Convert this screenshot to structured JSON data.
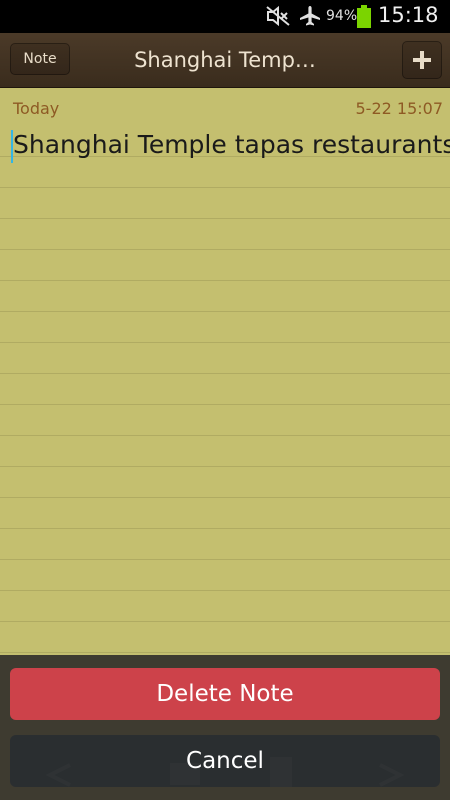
{
  "status_bar": {
    "battery_percent": "94%",
    "time": "15:18",
    "icons": [
      "mute-icon",
      "airplane-mode-icon",
      "battery-icon"
    ]
  },
  "title_bar": {
    "note_button_label": "Note",
    "title": "Shanghai Temp…",
    "add_icon": "plus-icon"
  },
  "note": {
    "date_label": "Today",
    "timestamp": "5-22 15:07",
    "body": "Shanghai Temple tapas restaurants"
  },
  "dialog": {
    "delete_label": "Delete Note",
    "cancel_label": "Cancel"
  },
  "colors": {
    "paper": "#c4bf6f",
    "date_text": "#8e5a24",
    "delete_button": "#cd424a",
    "title_bar": "#3a2c1d"
  }
}
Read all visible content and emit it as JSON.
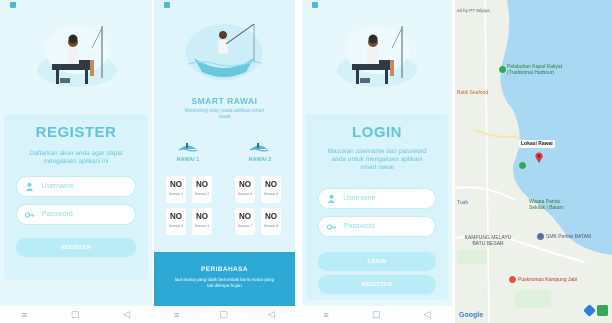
{
  "register": {
    "title": "REGISTER",
    "subtitle": "Daftarkan akun anda agar dapat mengakses aplikasi ini",
    "username_placeholder": "Username",
    "password_placeholder": "Password",
    "register_button": "REGISTER"
  },
  "monitor": {
    "app_title": "SMART RAWAI",
    "app_subtitle": "Monitoring relay pada aplikasi smart rawai",
    "rawai_1": "RAWAI 1",
    "rawai_2": "RAWAI 2",
    "sensors": [
      {
        "status": "NO",
        "name": "Sensor 1"
      },
      {
        "status": "NO",
        "name": "Sensor 2"
      },
      {
        "status": "NO",
        "name": "Sensor 5"
      },
      {
        "status": "NO",
        "name": "Sensor 6"
      },
      {
        "status": "NO",
        "name": "Sensor 3"
      },
      {
        "status": "NO",
        "name": "Sensor 4"
      },
      {
        "status": "NO",
        "name": "Sensor 7"
      },
      {
        "status": "NO",
        "name": "Sensor 8"
      }
    ],
    "peribahasa_title": "PERIBAHASA",
    "peribahasa_text": "laut mana yang tidak berombak bumi mana yang tak ditimpa hujan"
  },
  "login": {
    "title": "LOGIN",
    "subtitle": "Masukan username dan password anda untuk mengakses aplikasi smart rawai",
    "username_placeholder": "Username",
    "password_placeholder": "Password",
    "login_button": "LOGIN",
    "register_button": "REGISTER"
  },
  "map": {
    "top_text": "ed by PT Wijaya",
    "labels": {
      "kapal": "Pelabuhan Kapal Rakyat (Tradisional Harbour)",
      "seafood": "Batik Seafood",
      "lokasi": "Lokasi Rawai",
      "tuah": "Tuah",
      "wisata": "Wisata Pantai Sekilak | Batam",
      "kampung": "KAMPUNG MELAYU BATU BESAR",
      "smk": "SMK Pertiwi BATAM",
      "puskesmas": "Puskesmas Kampung Jabi",
      "google": "Google"
    }
  },
  "nav": {
    "back": "◁",
    "home": "○",
    "recent": "▢",
    "menu": "≡"
  },
  "colors": {
    "accent": "#63c3d8",
    "background": "#e6f8fc",
    "card": "#d8f3fa",
    "button": "#b9ecf6",
    "banner": "#2ea9d6"
  }
}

» **EXERCISE**
Select and copy every line from the records that includes the word "mengakses".

» **ANSWER TO THE PROBLEM**
    "subtitle": "Daftarkan akun anda agar dapat mengakses aplikasi ini",
    "subtitle": "Masukan username dan password anda untuk mengakses aplikasi smart rawai",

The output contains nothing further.